EXERCISE:
Reproduce the material word for word; the images stay out.
[start GIVEN INFORMATION]
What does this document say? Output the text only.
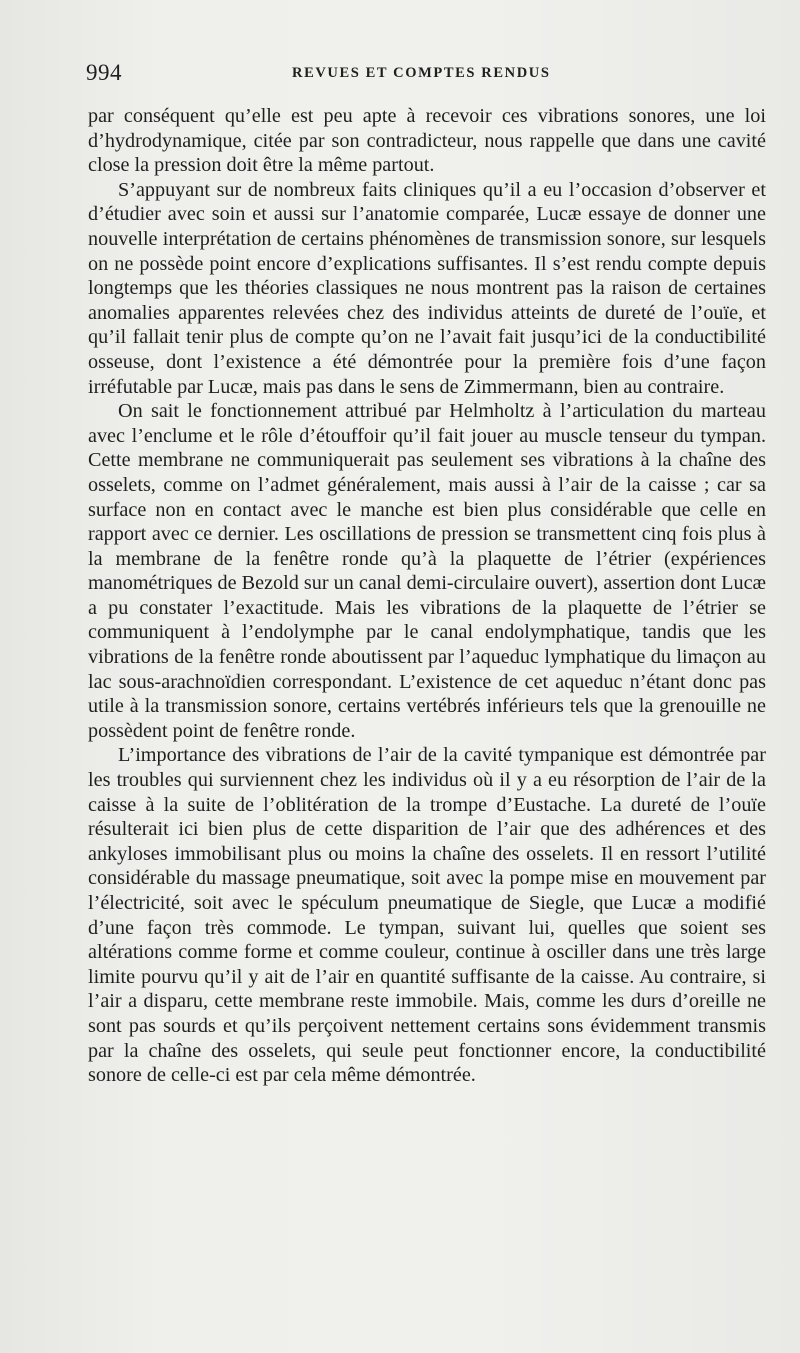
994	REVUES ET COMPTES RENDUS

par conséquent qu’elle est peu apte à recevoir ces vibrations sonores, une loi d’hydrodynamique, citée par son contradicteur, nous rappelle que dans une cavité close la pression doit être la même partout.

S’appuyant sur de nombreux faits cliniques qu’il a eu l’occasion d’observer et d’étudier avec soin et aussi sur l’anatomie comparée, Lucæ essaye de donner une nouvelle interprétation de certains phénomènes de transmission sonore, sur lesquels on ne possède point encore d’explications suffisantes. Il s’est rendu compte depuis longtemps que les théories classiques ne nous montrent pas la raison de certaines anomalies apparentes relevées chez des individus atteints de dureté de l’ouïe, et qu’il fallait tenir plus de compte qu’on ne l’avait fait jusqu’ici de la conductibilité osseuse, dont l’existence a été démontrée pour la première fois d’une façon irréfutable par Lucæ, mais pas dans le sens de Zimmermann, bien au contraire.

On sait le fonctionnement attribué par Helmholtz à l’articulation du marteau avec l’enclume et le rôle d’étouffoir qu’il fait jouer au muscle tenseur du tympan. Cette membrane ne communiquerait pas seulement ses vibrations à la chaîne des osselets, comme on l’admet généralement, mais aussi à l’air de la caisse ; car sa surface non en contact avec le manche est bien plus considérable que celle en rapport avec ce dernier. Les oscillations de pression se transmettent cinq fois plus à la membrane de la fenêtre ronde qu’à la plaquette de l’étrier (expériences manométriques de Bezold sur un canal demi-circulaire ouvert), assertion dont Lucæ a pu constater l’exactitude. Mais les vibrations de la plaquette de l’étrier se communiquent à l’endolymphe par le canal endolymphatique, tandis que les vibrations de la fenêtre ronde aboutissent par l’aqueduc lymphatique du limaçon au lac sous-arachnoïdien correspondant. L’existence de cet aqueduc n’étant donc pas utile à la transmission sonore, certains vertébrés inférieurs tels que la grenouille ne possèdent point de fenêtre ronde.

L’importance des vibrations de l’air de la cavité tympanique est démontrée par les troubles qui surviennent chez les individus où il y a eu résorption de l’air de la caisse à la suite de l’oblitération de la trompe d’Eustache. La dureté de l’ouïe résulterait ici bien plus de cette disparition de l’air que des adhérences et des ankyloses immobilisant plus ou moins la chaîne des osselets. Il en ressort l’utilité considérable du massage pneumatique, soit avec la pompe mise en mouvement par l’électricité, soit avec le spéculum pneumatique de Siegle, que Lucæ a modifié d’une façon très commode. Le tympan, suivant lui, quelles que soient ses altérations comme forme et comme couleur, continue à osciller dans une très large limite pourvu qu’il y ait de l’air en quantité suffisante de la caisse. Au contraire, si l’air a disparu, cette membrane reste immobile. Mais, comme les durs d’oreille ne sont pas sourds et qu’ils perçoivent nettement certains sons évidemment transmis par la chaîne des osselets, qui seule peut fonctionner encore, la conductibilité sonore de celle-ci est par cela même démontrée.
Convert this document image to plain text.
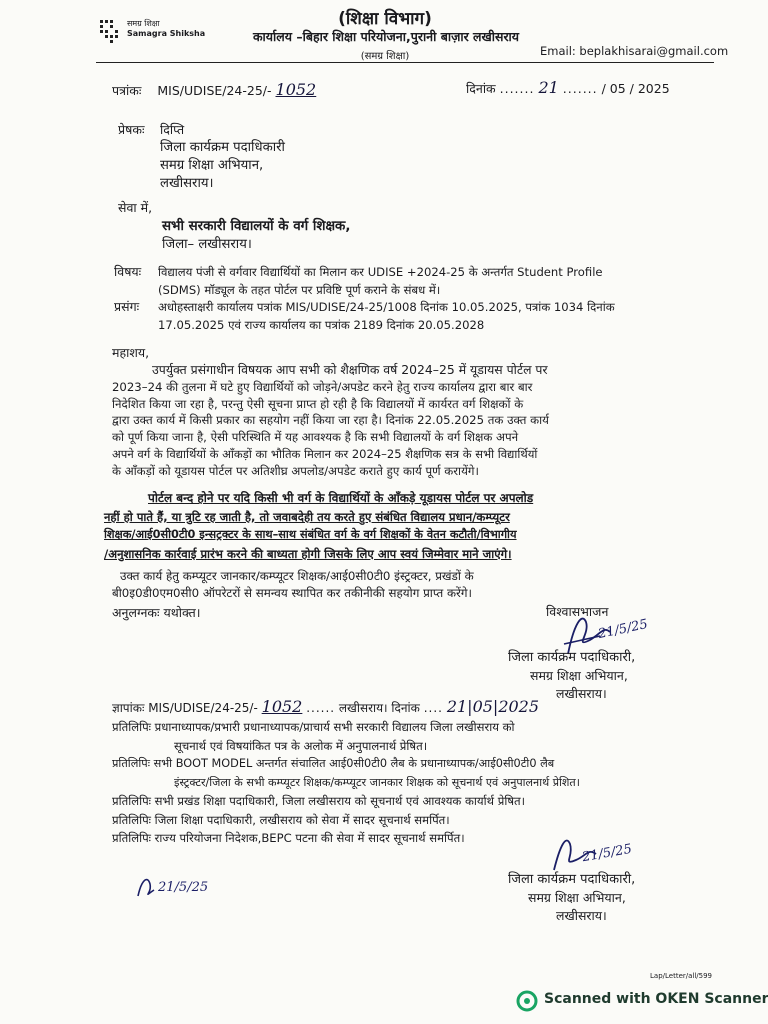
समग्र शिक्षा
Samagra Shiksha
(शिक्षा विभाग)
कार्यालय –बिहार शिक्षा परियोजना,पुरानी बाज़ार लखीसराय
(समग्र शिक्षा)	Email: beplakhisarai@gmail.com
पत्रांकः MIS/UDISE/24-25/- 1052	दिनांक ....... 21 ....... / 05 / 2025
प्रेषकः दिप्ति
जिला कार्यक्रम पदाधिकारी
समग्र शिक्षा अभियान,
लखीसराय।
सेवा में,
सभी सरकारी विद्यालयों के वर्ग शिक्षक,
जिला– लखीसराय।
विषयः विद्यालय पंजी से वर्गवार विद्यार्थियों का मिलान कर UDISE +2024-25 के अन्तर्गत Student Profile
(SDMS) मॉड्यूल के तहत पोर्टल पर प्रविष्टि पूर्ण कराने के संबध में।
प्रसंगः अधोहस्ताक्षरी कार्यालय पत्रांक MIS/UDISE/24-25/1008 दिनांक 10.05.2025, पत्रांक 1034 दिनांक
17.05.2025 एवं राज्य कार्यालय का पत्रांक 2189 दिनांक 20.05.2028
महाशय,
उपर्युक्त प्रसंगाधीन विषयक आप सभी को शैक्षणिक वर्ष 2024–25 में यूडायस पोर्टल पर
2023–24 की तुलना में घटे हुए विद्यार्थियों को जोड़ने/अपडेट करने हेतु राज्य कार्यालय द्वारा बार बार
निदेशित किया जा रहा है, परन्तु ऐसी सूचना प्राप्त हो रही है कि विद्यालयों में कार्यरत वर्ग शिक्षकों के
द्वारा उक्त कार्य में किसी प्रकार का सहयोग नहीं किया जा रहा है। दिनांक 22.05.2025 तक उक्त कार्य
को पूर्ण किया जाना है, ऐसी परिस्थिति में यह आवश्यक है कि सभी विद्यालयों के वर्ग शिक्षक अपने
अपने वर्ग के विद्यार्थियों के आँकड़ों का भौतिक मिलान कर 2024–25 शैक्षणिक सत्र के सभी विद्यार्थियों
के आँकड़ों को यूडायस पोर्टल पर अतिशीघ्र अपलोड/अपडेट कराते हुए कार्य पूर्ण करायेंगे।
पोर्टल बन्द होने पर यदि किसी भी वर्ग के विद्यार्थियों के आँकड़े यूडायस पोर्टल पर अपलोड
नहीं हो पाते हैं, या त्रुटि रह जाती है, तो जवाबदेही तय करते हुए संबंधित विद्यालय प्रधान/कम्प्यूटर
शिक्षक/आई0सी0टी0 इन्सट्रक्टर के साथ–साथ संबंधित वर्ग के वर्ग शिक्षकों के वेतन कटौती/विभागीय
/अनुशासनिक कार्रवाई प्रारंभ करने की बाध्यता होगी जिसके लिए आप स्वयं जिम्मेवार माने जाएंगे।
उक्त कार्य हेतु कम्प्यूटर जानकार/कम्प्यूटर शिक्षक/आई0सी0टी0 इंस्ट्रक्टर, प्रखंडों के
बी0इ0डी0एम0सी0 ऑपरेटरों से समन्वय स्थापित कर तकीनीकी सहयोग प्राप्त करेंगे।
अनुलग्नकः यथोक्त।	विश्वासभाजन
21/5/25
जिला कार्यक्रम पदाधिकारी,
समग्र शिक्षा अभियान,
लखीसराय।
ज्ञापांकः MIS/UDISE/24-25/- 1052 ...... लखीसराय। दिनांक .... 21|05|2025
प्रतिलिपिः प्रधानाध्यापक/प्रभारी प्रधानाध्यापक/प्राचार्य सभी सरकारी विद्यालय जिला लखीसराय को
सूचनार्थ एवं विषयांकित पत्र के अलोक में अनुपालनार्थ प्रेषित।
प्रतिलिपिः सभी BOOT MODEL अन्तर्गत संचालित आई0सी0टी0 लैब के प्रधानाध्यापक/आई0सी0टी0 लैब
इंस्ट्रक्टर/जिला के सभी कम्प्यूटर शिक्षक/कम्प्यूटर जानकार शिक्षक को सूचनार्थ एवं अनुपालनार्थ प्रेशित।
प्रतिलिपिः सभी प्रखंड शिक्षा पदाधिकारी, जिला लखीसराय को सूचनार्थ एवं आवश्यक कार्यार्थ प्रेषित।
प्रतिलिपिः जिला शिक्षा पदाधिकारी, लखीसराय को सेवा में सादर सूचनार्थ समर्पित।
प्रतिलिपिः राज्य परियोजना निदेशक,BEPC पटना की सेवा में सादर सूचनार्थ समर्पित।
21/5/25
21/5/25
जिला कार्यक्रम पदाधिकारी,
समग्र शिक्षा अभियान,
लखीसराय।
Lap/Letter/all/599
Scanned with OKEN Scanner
[end GIVEN INFORMATION]
SOLUTION FOR THIS EXERCISE:
What does this document say? Output the text only.
994	REVUES ET COMPTES RENDUS

par conséquent qu’elle est peu apte à recevoir ces vibrations sonores, une loi d’hydrodynamique, citée par son contradicteur, nous rappelle que dans une cavité close la pression doit être la même partout.

S’appuyant sur de nombreux faits cliniques qu’il a eu l’occasion d’observer et d’étudier avec soin et aussi sur l’anatomie comparée, Lucæ essaye de donner une nouvelle interprétation de certains phénomènes de transmission sonore, sur lesquels on ne possède point encore d’explications suffisantes. Il s’est rendu compte depuis longtemps que les théories classiques ne nous montrent pas la raison de certaines anomalies apparentes relevées chez des individus atteints de dureté de l’ouïe, et qu’il fallait tenir plus de compte qu’on ne l’avait fait jusqu’ici de la conductibilité osseuse, dont l’existence a été démontrée pour la première fois d’une façon irréfutable par Lucæ, mais pas dans le sens de Zimmermann, bien au contraire.

On sait le fonctionnement attribué par Helmholtz à l’articulation du marteau avec l’enclume et le rôle d’étouffoir qu’il fait jouer au muscle tenseur du tympan. Cette membrane ne communiquerait pas seulement ses vibrations à la chaîne des osselets, comme on l’admet généralement, mais aussi à l’air de la caisse ; car sa surface non en contact avec le manche est bien plus considérable que celle en rapport avec ce dernier. Les oscillations de pression se transmettent cinq fois plus à la membrane de la fenêtre ronde qu’à la plaquette de l’étrier (expériences manométriques de Bezold sur un canal demi-circulaire ouvert), assertion dont Lucæ a pu constater l’exactitude. Mais les vibrations de la plaquette de l’étrier se communiquent à l’endolymphe par le canal endolymphatique, tandis que les vibrations de la fenêtre ronde aboutissent par l’aqueduc lymphatique du limaçon au lac sous-arachnoïdien correspondant. L’existence de cet aqueduc n’étant donc pas utile à la transmission sonore, certains vertébrés inférieurs tels que la grenouille ne possèdent point de fenêtre ronde.

L’importance des vibrations de l’air de la cavité tympanique est démontrée par les troubles qui surviennent chez les individus où il y a eu résorption de l’air de la caisse à la suite de l’oblitération de la trompe d’Eustache. La dureté de l’ouïe résulterait ici bien plus de cette disparition de l’air que des adhérences et des ankyloses immobilisant plus ou moins la chaîne des osselets. Il en ressort l’utilité considérable du massage pneumatique, soit avec la pompe mise en mouvement par l’électricité, soit avec le spéculum pneumatique de Siegle, que Lucæ a modifié d’une façon très commode. Le tympan, suivant lui, quelles que soient ses altérations comme forme et comme couleur, continue à osciller dans une très large limite pourvu qu’il y ait de l’air en quantité suffisante de la caisse. Au contraire, si l’air a disparu, cette membrane reste immobile. Mais, comme les durs d’oreille ne sont pas sourds et qu’ils perçoivent nettement certains sons évidemment transmis par la chaîne des osselets, qui seule peut fonctionner encore, la conductibilité sonore de celle-ci est par cela même démontrée.
Convert this document image to plain text.
समग्र शिक्षा
Samagra Shiksha
(शिक्षा विभाग)
कार्यालय –बिहार शिक्षा परियोजना,पुरानी बाज़ार लखीसराय
(समग्र शिक्षा)	Email: beplakhisarai@gmail.com
पत्रांकः MIS/UDISE/24-25/- 1052	दिनांक ....... 21 ....... / 05 / 2025
प्रेषकः दिप्ति
जिला कार्यक्रम पदाधिकारी
समग्र शिक्षा अभियान,
लखीसराय।
सेवा में,
सभी सरकारी विद्यालयों के वर्ग शिक्षक,
जिला– लखीसराय।
विषयः विद्यालय पंजी से वर्गवार विद्यार्थियों का मिलान कर UDISE +2024-25 के अन्तर्गत Student Profile
(SDMS) मॉड्यूल के तहत पोर्टल पर प्रविष्टि पूर्ण कराने के संबध में।
प्रसंगः अधोहस्ताक्षरी कार्यालय पत्रांक MIS/UDISE/24-25/1008 दिनांक 10.05.2025, पत्रांक 1034 दिनांक
17.05.2025 एवं राज्य कार्यालय का पत्रांक 2189 दिनांक 20.05.2028
महाशय,
उपर्युक्त प्रसंगाधीन विषयक आप सभी को शैक्षणिक वर्ष 2024–25 में यूडायस पोर्टल पर
2023–24 की तुलना में घटे हुए विद्यार्थियों को जोड़ने/अपडेट करने हेतु राज्य कार्यालय द्वारा बार बार
निदेशित किया जा रहा है, परन्तु ऐसी सूचना प्राप्त हो रही है कि विद्यालयों में कार्यरत वर्ग शिक्षकों के
द्वारा उक्त कार्य में किसी प्रकार का सहयोग नहीं किया जा रहा है। दिनांक 22.05.2025 तक उक्त कार्य
को पूर्ण किया जाना है, ऐसी परिस्थिति में यह आवश्यक है कि सभी विद्यालयों के वर्ग शिक्षक अपने
अपने वर्ग के विद्यार्थियों के आँकड़ों का भौतिक मिलान कर 2024–25 शैक्षणिक सत्र के सभी विद्यार्थियों
के आँकड़ों को यूडायस पोर्टल पर अतिशीघ्र अपलोड/अपडेट कराते हुए कार्य पूर्ण करायेंगे।
पोर्टल बन्द होने पर यदि किसी भी वर्ग के विद्यार्थियों के आँकड़े यूडायस पोर्टल पर अपलोड
नहीं हो पाते हैं, या त्रुटि रह जाती है, तो जवाबदेही तय करते हुए संबंधित विद्यालय प्रधान/कम्प्यूटर
शिक्षक/आई0सी0टी0 इन्सट्रक्टर के साथ–साथ संबंधित वर्ग के वर्ग शिक्षकों के वेतन कटौती/विभागीय
/अनुशासनिक कार्रवाई प्रारंभ करने की बाध्यता होगी जिसके लिए आप स्वयं जिम्मेवार माने जाएंगे।
उक्त कार्य हेतु कम्प्यूटर जानकार/कम्प्यूटर शिक्षक/आई0सी0टी0 इंस्ट्रक्टर, प्रखंडों के
बी0इ0डी0एम0सी0 ऑपरेटरों से समन्वय स्थापित कर तकीनीकी सहयोग प्राप्त करेंगे।
अनुलग्नकः यथोक्त।	विश्वासभाजन
21/5/25
जिला कार्यक्रम पदाधिकारी,
समग्र शिक्षा अभियान,
लखीसराय।
ज्ञापांकः MIS/UDISE/24-25/- 1052 ...... लखीसराय। दिनांक .... 21|05|2025
प्रतिलिपिः प्रधानाध्यापक/प्रभारी प्रधानाध्यापक/प्राचार्य सभी सरकारी विद्यालय जिला लखीसराय को
सूचनार्थ एवं विषयांकित पत्र के अलोक में अनुपालनार्थ प्रेषित।
प्रतिलिपिः सभी BOOT MODEL अन्तर्गत संचालित आई0सी0टी0 लैब के प्रधानाध्यापक/आई0सी0टी0 लैब
इंस्ट्रक्टर/जिला के सभी कम्प्यूटर शिक्षक/कम्प्यूटर जानकार शिक्षक को सूचनार्थ एवं अनुपालनार्थ प्रेशित।
प्रतिलिपिः सभी प्रखंड शिक्षा पदाधिकारी, जिला लखीसराय को सूचनार्थ एवं आवश्यक कार्यार्थ प्रेषित।
प्रतिलिपिः जिला शिक्षा पदाधिकारी, लखीसराय को सेवा में सादर सूचनार्थ समर्पित।
प्रतिलिपिः राज्य परियोजना निदेशक,BEPC पटना की सेवा में सादर सूचनार्थ समर्पित।
21/5/25
21/5/25
जिला कार्यक्रम पदाधिकारी,
समग्र शिक्षा अभियान,
लखीसराय।
Lap/Letter/all/599
Scanned with OKEN Scanner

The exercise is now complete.